_What to do_
Would you return all of this data exactly, leaving nothing out?

_Dataset entries_
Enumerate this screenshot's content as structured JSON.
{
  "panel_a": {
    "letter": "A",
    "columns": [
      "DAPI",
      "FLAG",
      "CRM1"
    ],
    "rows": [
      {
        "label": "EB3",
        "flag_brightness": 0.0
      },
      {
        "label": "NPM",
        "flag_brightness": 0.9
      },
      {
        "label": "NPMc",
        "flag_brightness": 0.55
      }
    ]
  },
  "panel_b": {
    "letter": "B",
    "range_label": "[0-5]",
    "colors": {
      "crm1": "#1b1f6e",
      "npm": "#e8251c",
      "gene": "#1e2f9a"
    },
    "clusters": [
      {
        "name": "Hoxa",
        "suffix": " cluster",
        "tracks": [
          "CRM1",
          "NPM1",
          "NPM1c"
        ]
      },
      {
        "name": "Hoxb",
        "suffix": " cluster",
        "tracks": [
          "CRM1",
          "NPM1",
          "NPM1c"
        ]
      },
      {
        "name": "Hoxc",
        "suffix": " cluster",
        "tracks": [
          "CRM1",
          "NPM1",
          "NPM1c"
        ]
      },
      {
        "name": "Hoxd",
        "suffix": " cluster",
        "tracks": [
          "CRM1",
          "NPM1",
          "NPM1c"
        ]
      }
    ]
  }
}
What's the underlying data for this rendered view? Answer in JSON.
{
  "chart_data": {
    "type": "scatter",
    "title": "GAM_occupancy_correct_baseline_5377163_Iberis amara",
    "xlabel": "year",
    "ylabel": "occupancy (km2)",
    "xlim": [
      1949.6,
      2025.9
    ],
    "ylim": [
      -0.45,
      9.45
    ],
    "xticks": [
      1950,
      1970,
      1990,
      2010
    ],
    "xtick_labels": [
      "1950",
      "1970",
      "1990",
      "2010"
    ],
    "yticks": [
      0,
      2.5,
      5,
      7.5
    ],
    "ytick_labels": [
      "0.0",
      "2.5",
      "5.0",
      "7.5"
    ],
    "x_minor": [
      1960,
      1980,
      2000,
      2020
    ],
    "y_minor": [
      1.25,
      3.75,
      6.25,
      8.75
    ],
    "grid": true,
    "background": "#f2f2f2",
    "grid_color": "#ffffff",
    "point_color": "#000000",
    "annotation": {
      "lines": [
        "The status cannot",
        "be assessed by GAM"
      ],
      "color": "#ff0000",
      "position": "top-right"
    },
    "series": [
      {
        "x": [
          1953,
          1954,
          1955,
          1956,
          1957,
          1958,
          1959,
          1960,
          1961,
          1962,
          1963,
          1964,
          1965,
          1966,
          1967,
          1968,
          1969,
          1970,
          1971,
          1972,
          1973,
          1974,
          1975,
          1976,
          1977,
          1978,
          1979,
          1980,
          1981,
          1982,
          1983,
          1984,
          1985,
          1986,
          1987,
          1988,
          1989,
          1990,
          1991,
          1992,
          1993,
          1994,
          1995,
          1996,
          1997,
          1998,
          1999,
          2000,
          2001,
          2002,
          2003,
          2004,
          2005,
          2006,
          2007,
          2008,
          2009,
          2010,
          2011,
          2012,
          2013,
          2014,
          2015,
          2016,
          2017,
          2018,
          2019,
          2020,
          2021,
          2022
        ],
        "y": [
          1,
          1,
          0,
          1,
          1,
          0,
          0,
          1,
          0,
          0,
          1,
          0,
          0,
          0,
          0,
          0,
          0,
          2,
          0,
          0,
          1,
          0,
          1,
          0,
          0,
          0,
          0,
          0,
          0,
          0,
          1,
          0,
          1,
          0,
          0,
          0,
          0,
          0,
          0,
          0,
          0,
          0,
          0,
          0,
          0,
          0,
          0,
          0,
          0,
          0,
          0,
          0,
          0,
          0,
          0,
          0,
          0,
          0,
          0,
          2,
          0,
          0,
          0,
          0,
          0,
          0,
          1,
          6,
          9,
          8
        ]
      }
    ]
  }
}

_Written solution_
Enumerate this screenshot's content as structured JSON.
{
  "panel_a": {
    "letter": "A",
    "columns": [
      "DAPI",
      "FLAG",
      "CRM1"
    ],
    "rows": [
      {
        "label": "EB3",
        "flag_brightness": 0.0
      },
      {
        "label": "NPM",
        "flag_brightness": 0.9
      },
      {
        "label": "NPMc",
        "flag_brightness": 0.55
      }
    ]
  },
  "panel_b": {
    "letter": "B",
    "range_label": "[0-5]",
    "colors": {
      "crm1": "#1b1f6e",
      "npm": "#e8251c",
      "gene": "#1e2f9a"
    },
    "clusters": [
      {
        "name": "Hoxa",
        "suffix": " cluster",
        "tracks": [
          "CRM1",
          "NPM1",
          "NPM1c"
        ]
      },
      {
        "name": "Hoxb",
        "suffix": " cluster",
        "tracks": [
          "CRM1",
          "NPM1",
          "NPM1c"
        ]
      },
      {
        "name": "Hoxc",
        "suffix": " cluster",
        "tracks": [
          "CRM1",
          "NPM1",
          "NPM1c"
        ]
      },
      {
        "name": "Hoxd",
        "suffix": " cluster",
        "tracks": [
          "CRM1",
          "NPM1",
          "NPM1c"
        ]
      }
    ]
  }
}
What's the underlying data for this rendered view? Answer in JSON.
{
  "chart_data": {
    "type": "scatter",
    "title": "GAM_occupancy_correct_baseline_5377163_Iberis amara",
    "xlabel": "year",
    "ylabel": "occupancy (km2)",
    "xlim": [
      1949.6,
      2025.9
    ],
    "ylim": [
      -0.45,
      9.45
    ],
    "xticks": [
      1950,
      1970,
      1990,
      2010
    ],
    "xtick_labels": [
      "1950",
      "1970",
      "1990",
      "2010"
    ],
    "yticks": [
      0,
      2.5,
      5,
      7.5
    ],
    "ytick_labels": [
      "0.0",
      "2.5",
      "5.0",
      "7.5"
    ],
    "x_minor": [
      1960,
      1980,
      2000,
      2020
    ],
    "y_minor": [
      1.25,
      3.75,
      6.25,
      8.75
    ],
    "grid": true,
    "background": "#f2f2f2",
    "grid_color": "#ffffff",
    "point_color": "#000000",
    "annotation": {
      "lines": [
        "The status cannot",
        "be assessed by GAM"
      ],
      "color": "#ff0000",
      "position": "top-right"
    },
    "series": [
      {
        "x": [
          1953,
          1954,
          1955,
          1956,
          1957,
          1958,
          1959,
          1960,
          1961,
          1962,
          1963,
          1964,
          1965,
          1966,
          1967,
          1968,
          1969,
          1970,
          1971,
          1972,
          1973,
          1974,
          1975,
          1976,
          1977,
          1978,
          1979,
          1980,
          1981,
          1982,
          1983,
          1984,
          1985,
          1986,
          1987,
          1988,
          1989,
          1990,
          1991,
          1992,
          1993,
          1994,
          1995,
          1996,
          1997,
          1998,
          1999,
          2000,
          2001,
          2002,
          2003,
          2004,
          2005,
          2006,
          2007,
          2008,
          2009,
          2010,
          2011,
          2012,
          2013,
          2014,
          2015,
          2016,
          2017,
          2018,
          2019,
          2020,
          2021,
          2022
        ],
        "y": [
          1,
          1,
          0,
          1,
          1,
          0,
          0,
          1,
          0,
          0,
          1,
          0,
          0,
          0,
          0,
          0,
          0,
          2,
          0,
          0,
          1,
          0,
          1,
          0,
          0,
          0,
          0,
          0,
          0,
          0,
          1,
          0,
          1,
          0,
          0,
          0,
          0,
          0,
          0,
          0,
          0,
          0,
          0,
          0,
          0,
          0,
          0,
          0,
          0,
          0,
          0,
          0,
          0,
          0,
          0,
          0,
          0,
          0,
          0,
          2,
          0,
          0,
          0,
          0,
          0,
          0,
          1,
          6,
          9,
          8
        ]
      }
    ]
  }
}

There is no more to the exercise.